Collected data

-=-=-=-=-

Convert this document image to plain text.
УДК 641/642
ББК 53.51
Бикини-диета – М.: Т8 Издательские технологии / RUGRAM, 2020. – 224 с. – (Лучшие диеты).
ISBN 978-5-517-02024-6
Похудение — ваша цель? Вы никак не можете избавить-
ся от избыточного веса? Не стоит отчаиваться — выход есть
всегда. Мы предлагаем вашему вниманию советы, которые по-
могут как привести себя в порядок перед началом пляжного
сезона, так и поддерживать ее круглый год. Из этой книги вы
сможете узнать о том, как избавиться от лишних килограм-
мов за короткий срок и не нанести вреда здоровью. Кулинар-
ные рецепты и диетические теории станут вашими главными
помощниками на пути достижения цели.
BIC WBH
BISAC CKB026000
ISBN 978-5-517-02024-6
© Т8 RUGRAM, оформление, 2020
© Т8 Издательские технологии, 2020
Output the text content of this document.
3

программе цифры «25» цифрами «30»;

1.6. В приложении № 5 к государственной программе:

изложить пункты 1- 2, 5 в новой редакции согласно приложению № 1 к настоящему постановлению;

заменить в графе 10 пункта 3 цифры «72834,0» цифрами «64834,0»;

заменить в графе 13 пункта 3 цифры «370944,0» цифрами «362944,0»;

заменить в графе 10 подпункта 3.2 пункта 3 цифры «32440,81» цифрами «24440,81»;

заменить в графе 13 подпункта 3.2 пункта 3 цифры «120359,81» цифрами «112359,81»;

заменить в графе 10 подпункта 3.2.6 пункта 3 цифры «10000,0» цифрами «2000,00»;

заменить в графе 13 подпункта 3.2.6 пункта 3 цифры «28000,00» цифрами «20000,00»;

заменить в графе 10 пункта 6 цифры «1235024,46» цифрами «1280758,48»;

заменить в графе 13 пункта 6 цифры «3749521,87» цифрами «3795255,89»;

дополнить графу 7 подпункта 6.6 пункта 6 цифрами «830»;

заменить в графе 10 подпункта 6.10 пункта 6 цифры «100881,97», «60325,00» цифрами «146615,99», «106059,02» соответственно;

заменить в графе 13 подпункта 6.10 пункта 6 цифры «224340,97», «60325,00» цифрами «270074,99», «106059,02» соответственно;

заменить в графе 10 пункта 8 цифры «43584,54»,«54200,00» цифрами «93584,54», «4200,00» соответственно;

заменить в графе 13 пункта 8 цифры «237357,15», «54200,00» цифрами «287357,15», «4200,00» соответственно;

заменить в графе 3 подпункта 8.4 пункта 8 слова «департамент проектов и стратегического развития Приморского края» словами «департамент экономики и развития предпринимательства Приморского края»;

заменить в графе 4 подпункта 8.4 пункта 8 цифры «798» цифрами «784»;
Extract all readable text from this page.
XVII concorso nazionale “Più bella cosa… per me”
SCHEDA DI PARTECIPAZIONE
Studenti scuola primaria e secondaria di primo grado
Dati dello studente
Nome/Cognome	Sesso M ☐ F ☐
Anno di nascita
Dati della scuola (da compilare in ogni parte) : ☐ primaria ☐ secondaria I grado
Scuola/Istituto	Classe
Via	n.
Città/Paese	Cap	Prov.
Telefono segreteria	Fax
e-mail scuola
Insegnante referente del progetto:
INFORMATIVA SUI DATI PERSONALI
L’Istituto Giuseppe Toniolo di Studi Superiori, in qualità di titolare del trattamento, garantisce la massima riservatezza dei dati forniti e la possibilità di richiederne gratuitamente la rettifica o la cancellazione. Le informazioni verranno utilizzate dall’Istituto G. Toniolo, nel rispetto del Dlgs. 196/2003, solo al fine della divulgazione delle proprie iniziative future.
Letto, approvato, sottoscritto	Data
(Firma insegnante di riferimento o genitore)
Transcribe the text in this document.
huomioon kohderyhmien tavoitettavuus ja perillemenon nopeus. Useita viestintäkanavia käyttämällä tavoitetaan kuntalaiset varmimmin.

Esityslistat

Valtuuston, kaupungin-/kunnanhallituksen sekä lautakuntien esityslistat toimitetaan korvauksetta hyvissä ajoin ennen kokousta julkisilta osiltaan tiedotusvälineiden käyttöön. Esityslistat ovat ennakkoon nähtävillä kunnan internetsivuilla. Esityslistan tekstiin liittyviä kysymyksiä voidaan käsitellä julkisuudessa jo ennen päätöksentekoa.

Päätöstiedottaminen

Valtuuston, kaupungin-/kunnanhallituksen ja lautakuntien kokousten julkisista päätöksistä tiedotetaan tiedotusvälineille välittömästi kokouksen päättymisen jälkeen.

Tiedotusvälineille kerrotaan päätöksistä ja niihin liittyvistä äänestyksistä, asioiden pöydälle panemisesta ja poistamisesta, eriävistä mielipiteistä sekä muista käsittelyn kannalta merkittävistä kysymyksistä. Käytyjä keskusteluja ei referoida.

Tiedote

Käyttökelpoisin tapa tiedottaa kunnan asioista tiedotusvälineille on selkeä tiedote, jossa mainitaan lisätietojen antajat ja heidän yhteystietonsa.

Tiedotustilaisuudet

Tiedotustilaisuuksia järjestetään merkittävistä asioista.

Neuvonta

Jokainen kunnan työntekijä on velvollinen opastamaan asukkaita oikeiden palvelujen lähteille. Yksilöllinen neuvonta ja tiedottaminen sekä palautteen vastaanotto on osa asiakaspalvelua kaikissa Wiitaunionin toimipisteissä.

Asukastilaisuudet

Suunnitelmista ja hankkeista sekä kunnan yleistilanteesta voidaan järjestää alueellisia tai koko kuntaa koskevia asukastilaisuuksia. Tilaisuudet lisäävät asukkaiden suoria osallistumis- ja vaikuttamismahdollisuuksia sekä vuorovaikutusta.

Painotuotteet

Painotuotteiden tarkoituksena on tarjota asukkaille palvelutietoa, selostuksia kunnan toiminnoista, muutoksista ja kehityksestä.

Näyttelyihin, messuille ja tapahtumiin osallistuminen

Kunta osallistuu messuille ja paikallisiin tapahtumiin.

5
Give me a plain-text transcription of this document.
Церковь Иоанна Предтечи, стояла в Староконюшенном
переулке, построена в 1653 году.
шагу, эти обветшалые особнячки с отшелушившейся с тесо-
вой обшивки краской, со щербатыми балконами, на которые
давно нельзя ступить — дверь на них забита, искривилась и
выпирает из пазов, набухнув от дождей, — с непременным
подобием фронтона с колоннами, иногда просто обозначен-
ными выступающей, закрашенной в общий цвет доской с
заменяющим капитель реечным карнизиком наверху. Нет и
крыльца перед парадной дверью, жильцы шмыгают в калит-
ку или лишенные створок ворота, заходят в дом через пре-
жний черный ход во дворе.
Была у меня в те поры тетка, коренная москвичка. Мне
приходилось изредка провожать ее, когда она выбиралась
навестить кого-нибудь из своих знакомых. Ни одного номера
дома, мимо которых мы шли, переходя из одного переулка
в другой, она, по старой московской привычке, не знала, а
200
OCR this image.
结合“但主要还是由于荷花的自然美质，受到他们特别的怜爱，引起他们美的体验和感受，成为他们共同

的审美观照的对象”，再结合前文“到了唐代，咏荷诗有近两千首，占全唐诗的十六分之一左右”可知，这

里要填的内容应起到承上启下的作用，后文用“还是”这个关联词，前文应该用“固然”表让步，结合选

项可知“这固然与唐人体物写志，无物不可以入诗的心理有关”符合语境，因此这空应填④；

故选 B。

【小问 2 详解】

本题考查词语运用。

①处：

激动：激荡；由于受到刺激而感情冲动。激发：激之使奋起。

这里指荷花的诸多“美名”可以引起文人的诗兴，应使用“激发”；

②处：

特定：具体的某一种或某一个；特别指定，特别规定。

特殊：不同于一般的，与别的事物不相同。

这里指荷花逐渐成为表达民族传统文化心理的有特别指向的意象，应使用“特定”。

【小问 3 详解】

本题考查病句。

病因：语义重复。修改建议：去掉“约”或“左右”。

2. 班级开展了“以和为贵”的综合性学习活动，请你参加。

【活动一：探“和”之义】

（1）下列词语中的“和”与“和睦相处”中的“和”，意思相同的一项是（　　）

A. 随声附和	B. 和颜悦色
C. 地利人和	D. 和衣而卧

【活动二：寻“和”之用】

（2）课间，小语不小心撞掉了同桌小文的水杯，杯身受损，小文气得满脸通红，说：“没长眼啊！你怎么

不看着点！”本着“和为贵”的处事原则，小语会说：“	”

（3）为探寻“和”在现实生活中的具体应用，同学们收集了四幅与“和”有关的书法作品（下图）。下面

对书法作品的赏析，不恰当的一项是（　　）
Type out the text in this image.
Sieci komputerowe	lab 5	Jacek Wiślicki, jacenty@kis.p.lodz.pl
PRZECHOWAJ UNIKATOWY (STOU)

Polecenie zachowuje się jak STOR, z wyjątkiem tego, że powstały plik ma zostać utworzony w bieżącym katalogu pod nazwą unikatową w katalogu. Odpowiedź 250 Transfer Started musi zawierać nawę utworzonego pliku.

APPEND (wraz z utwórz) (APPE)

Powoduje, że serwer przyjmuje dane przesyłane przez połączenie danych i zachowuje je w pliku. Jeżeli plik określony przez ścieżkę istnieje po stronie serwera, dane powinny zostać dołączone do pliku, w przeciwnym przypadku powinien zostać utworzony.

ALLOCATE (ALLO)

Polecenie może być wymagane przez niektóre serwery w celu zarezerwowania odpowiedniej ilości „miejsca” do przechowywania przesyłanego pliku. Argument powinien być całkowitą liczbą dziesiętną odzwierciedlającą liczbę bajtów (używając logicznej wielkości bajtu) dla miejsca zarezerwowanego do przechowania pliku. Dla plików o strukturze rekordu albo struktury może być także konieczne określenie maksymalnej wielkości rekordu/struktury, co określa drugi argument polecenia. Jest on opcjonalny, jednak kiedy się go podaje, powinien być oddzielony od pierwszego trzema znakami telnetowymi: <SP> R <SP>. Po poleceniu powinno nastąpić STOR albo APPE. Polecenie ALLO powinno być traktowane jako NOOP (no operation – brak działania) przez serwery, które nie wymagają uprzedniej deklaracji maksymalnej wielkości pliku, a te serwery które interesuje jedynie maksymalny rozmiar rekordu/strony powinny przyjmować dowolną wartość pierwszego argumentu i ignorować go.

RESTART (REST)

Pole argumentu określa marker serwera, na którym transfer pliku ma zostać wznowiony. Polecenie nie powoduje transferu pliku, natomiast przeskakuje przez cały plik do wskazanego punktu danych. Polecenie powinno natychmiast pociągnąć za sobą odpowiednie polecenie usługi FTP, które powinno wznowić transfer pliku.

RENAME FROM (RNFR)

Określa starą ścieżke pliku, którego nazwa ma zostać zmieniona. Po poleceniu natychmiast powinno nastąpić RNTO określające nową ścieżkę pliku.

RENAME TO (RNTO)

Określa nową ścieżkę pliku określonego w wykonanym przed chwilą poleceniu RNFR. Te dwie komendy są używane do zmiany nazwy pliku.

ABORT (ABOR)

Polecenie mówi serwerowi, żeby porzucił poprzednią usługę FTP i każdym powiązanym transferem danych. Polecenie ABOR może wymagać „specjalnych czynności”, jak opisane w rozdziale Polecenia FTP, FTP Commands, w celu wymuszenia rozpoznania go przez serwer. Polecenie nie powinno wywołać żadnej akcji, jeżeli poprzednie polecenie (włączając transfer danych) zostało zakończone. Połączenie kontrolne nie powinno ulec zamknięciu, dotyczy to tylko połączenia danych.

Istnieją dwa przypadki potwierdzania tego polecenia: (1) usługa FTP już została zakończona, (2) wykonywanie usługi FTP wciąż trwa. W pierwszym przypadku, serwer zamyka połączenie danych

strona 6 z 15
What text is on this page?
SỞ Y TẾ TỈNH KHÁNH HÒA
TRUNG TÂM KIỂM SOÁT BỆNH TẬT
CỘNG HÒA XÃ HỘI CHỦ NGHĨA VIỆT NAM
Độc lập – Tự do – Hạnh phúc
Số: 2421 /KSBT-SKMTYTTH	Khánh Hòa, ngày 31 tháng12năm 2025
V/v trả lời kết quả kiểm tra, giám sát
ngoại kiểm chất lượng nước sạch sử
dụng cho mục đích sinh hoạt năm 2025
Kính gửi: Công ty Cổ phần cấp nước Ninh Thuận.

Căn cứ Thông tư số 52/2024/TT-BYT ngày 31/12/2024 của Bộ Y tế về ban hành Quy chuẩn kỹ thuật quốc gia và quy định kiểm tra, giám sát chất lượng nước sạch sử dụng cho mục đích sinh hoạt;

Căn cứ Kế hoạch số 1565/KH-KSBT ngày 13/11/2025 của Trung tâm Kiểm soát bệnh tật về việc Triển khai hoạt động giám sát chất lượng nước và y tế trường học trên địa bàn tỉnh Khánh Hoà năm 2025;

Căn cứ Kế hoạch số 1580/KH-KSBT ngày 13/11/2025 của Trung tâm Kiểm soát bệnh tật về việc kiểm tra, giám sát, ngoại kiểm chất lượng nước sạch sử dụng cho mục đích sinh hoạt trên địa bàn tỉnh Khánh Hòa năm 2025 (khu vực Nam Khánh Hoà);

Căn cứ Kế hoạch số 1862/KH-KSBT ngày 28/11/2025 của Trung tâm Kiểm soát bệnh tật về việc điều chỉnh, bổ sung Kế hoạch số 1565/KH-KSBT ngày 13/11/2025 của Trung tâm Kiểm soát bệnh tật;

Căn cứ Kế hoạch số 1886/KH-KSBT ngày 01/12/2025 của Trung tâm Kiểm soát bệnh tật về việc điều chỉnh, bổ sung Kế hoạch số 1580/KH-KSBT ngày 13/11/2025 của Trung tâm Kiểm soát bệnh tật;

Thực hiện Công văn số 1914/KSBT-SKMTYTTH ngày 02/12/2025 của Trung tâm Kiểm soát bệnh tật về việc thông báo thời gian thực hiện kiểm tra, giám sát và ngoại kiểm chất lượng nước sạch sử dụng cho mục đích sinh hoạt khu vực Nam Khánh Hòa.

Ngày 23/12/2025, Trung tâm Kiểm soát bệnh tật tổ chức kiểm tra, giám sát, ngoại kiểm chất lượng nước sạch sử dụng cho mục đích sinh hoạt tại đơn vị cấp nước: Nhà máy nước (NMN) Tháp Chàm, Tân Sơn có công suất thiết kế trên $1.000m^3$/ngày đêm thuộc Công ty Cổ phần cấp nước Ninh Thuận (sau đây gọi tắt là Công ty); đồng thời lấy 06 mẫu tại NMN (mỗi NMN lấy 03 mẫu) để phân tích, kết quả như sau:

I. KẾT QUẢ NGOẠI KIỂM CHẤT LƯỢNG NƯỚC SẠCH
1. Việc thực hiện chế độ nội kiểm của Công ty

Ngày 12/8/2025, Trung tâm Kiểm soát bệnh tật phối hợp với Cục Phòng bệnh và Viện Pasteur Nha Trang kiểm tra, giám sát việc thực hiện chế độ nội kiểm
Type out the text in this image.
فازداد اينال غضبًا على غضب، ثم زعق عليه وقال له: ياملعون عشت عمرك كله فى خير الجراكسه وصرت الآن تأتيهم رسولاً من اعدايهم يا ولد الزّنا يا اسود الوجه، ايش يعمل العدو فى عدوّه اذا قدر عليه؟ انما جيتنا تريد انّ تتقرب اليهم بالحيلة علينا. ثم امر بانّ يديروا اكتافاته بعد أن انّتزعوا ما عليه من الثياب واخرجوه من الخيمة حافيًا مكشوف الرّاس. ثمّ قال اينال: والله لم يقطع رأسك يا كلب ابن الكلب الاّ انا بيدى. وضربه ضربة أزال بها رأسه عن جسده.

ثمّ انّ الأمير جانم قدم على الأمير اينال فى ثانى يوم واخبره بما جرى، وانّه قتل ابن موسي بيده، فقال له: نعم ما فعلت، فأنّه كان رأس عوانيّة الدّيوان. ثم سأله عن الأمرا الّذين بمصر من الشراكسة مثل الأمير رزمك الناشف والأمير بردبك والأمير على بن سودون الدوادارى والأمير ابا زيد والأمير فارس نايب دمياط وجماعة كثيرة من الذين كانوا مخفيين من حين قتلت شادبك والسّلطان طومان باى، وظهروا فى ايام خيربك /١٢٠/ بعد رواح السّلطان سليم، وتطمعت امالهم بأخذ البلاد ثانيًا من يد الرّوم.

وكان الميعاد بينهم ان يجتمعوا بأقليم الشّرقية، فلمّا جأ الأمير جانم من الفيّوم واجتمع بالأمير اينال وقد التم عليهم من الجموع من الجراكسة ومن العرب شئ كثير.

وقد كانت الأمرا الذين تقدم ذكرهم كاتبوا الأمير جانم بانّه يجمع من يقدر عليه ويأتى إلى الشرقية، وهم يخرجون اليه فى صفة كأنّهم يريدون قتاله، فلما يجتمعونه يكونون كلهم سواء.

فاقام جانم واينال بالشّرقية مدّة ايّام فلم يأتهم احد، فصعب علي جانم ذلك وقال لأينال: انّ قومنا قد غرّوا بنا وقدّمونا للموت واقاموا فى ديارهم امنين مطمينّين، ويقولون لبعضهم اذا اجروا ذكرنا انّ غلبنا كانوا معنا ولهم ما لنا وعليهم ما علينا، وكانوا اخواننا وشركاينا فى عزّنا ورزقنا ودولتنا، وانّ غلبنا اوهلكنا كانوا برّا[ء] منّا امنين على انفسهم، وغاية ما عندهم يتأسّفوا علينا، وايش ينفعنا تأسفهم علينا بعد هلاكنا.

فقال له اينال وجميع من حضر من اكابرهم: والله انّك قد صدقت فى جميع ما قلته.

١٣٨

-=-=-=-=-

> [Task directions]
Among the lines of the material, find those that hold the word "della" and copy them.

> [Worked solution]
Dati della scuola (da compilare in ogni parte) : ☐ primaria ☐ secondaria I grado
L’Istituto Giuseppe Toniolo di Studi Superiori, in qualità di titolare del trattamento, garantisce la massima riservatezza dei dati forniti e la possibilità di richiederne gratuitamente la rettifica o la cancellazione. Le informazioni verranno utilizzate dall’Istituto G. Toniolo, nel rispetto del Dlgs. 196/2003, solo al fine della divulgazione delle proprie iniziative future.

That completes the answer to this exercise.